Exercise description —
Copy every line of the data that contains the string "price".

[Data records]
+++

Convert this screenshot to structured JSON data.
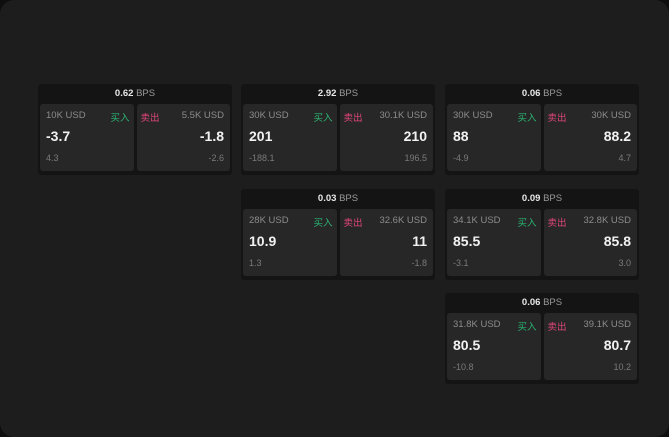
{
  "unit": "BPS",
  "buy_label": "买入",
  "sell_label": "卖出",
  "colors": {
    "buy": "#2bb673",
    "sell": "#e0457b"
  },
  "panels": [
    {
      "bps": "0.62",
      "buy": {
        "qty": "10K USD",
        "price": "-3.7",
        "change": "4.3"
      },
      "sell": {
        "qty": "5.5K USD",
        "price": "-1.8",
        "change": "-2.6"
      }
    },
    {
      "bps": "2.92",
      "buy": {
        "qty": "30K USD",
        "price": "201",
        "change": "-188.1"
      },
      "sell": {
        "qty": "30.1K USD",
        "price": "210",
        "change": "196.5"
      }
    },
    {
      "bps": "0.06",
      "buy": {
        "qty": "30K USD",
        "price": "88",
        "change": "-4.9"
      },
      "sell": {
        "qty": "30K USD",
        "price": "88.2",
        "change": "4.7"
      }
    },
    {
      "bps": "0.03",
      "buy": {
        "qty": "28K USD",
        "price": "10.9",
        "change": "1.3"
      },
      "sell": {
        "qty": "32.6K USD",
        "price": "11",
        "change": "-1.8"
      }
    },
    {
      "bps": "0.09",
      "buy": {
        "qty": "34.1K USD",
        "price": "85.5",
        "change": "-3.1"
      },
      "sell": {
        "qty": "32.8K USD",
        "price": "85.8",
        "change": "3.0"
      }
    },
    {
      "bps": "0.06",
      "buy": {
        "qty": "31.8K USD",
        "price": "80.5",
        "change": "-10.8"
      },
      "sell": {
        "qty": "39.1K USD",
        "price": "80.7",
        "change": "10.2"
      }
    }
  ]
}
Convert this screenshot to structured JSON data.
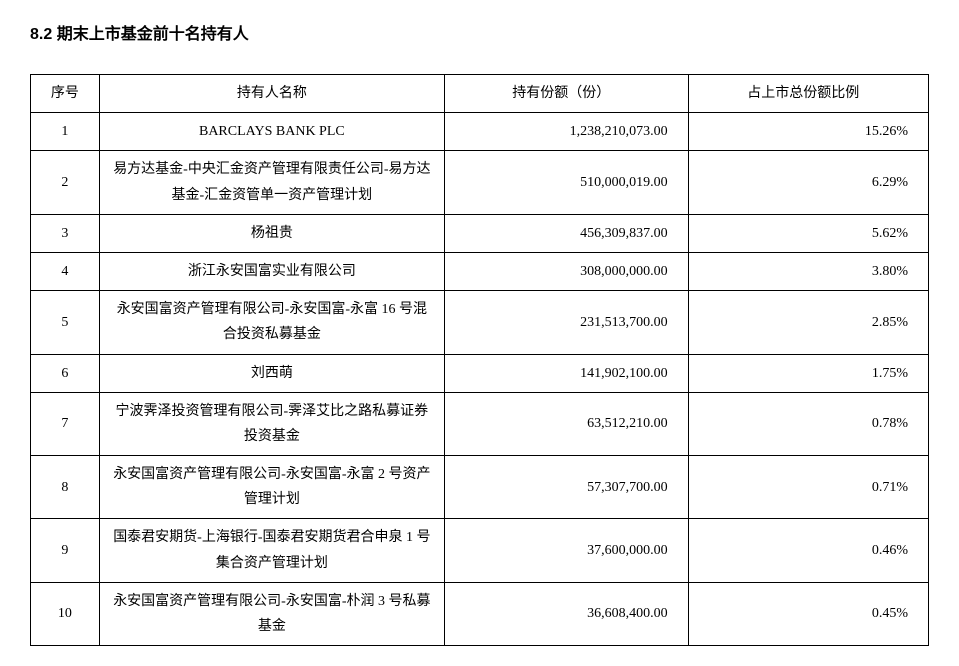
{
  "heading": "8.2 期末上市基金前十名持有人",
  "table": {
    "columns": [
      "序号",
      "持有人名称",
      "持有份额（份）",
      "占上市总份额比例"
    ],
    "rows": [
      {
        "seq": "1",
        "name": "BARCLAYS BANK PLC",
        "shares": "1,238,210,073.00",
        "pct": "15.26%"
      },
      {
        "seq": "2",
        "name": "易方达基金-中央汇金资产管理有限责任公司-易方达基金-汇金资管单一资产管理计划",
        "shares": "510,000,019.00",
        "pct": "6.29%"
      },
      {
        "seq": "3",
        "name": "杨祖贵",
        "shares": "456,309,837.00",
        "pct": "5.62%"
      },
      {
        "seq": "4",
        "name": "浙江永安国富实业有限公司",
        "shares": "308,000,000.00",
        "pct": "3.80%"
      },
      {
        "seq": "5",
        "name": "永安国富资产管理有限公司-永安国富-永富 16 号混合投资私募基金",
        "shares": "231,513,700.00",
        "pct": "2.85%"
      },
      {
        "seq": "6",
        "name": "刘西萌",
        "shares": "141,902,100.00",
        "pct": "1.75%"
      },
      {
        "seq": "7",
        "name": "宁波霁泽投资管理有限公司-霁泽艾比之路私募证券投资基金",
        "shares": "63,512,210.00",
        "pct": "0.78%"
      },
      {
        "seq": "8",
        "name": "永安国富资产管理有限公司-永安国富-永富 2 号资产管理计划",
        "shares": "57,307,700.00",
        "pct": "0.71%"
      },
      {
        "seq": "9",
        "name": "国泰君安期货-上海银行-国泰君安期货君合申泉 1 号集合资产管理计划",
        "shares": "37,600,000.00",
        "pct": "0.46%"
      },
      {
        "seq": "10",
        "name": "永安国富资产管理有限公司-永安国富-朴润 3 号私募基金",
        "shares": "36,608,400.00",
        "pct": "0.45%"
      }
    ]
  }
}
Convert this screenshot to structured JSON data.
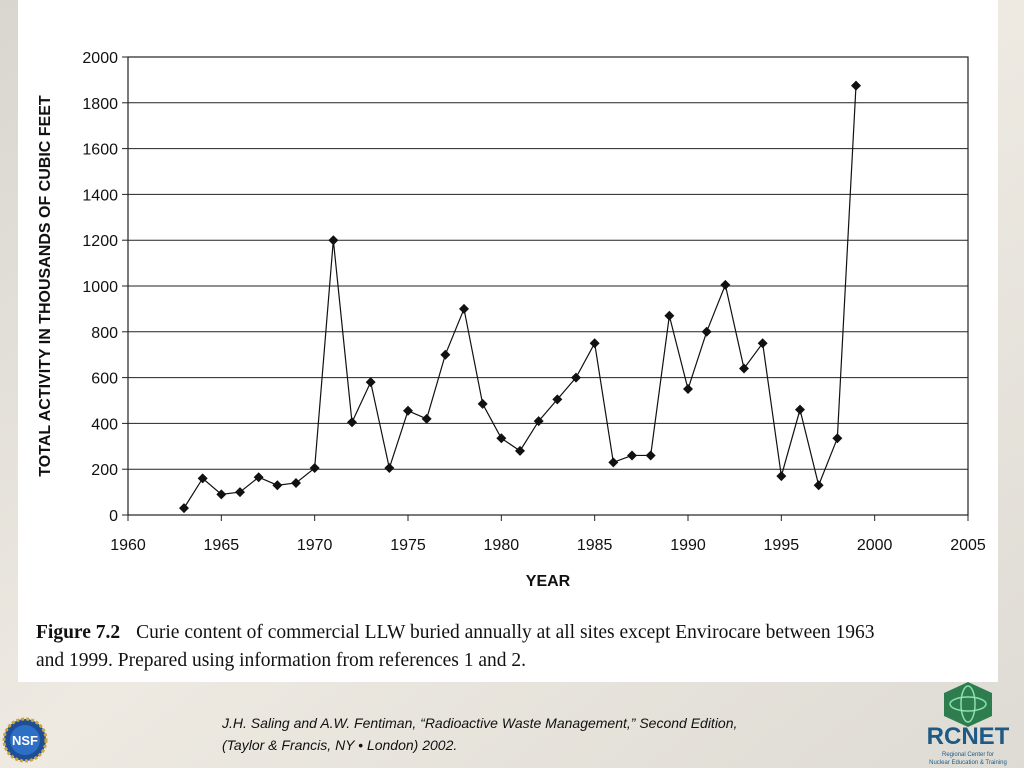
{
  "chart_data": {
    "type": "line",
    "x": [
      1963,
      1964,
      1965,
      1966,
      1967,
      1968,
      1969,
      1970,
      1971,
      1972,
      1973,
      1974,
      1975,
      1976,
      1977,
      1978,
      1979,
      1980,
      1981,
      1982,
      1983,
      1984,
      1985,
      1986,
      1987,
      1988,
      1989,
      1990,
      1991,
      1992,
      1993,
      1994,
      1995,
      1996,
      1997,
      1998,
      1999
    ],
    "values": [
      30,
      160,
      90,
      100,
      165,
      130,
      140,
      205,
      1200,
      405,
      580,
      205,
      455,
      420,
      700,
      900,
      485,
      335,
      280,
      410,
      505,
      600,
      750,
      230,
      260,
      260,
      870,
      550,
      800,
      1005,
      640,
      750,
      170,
      460,
      130,
      335,
      1875
    ],
    "color": "#111111",
    "xlabel": "YEAR",
    "ylabel": "TOTAL ACTIVITY IN THOUSANDS OF CUBIC FEET",
    "xlim": [
      1960,
      2005
    ],
    "xticks": [
      1960,
      1965,
      1970,
      1975,
      1980,
      1985,
      1990,
      1995,
      2000,
      2005
    ],
    "ylim": [
      0,
      2000
    ],
    "yticks": [
      0,
      200,
      400,
      600,
      800,
      1000,
      1200,
      1400,
      1600,
      1800,
      2000
    ],
    "grid": true
  },
  "caption": {
    "label": "Figure 7.2",
    "lines": [
      "Curie content of commercial LLW buried annually at all sites except Envirocare between 1963",
      "and 1999. Prepared using information from references 1 and 2."
    ]
  },
  "citation": [
    "J.H. Saling and A.W. Fentiman, “Radioactive Waste Management,” Second Edition,",
    "(Taylor & Francis, NY • London) 2002."
  ],
  "logos": {
    "left": "NSF",
    "right": "RCNET",
    "right_subtitle": [
      "Regional Center for",
      "Nuclear Education & Training"
    ]
  }
}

+++

Solved problem —
        "price": "-3.7",
        "price": "-1.8",
        "price": "201",
        "price": "210",
        "price": "88",
        "price": "88.2",
        "price": "10.9",
        "price": "11",
        "price": "85.5",
        "price": "85.8",
        "price": "80.5",
        "price": "80.7",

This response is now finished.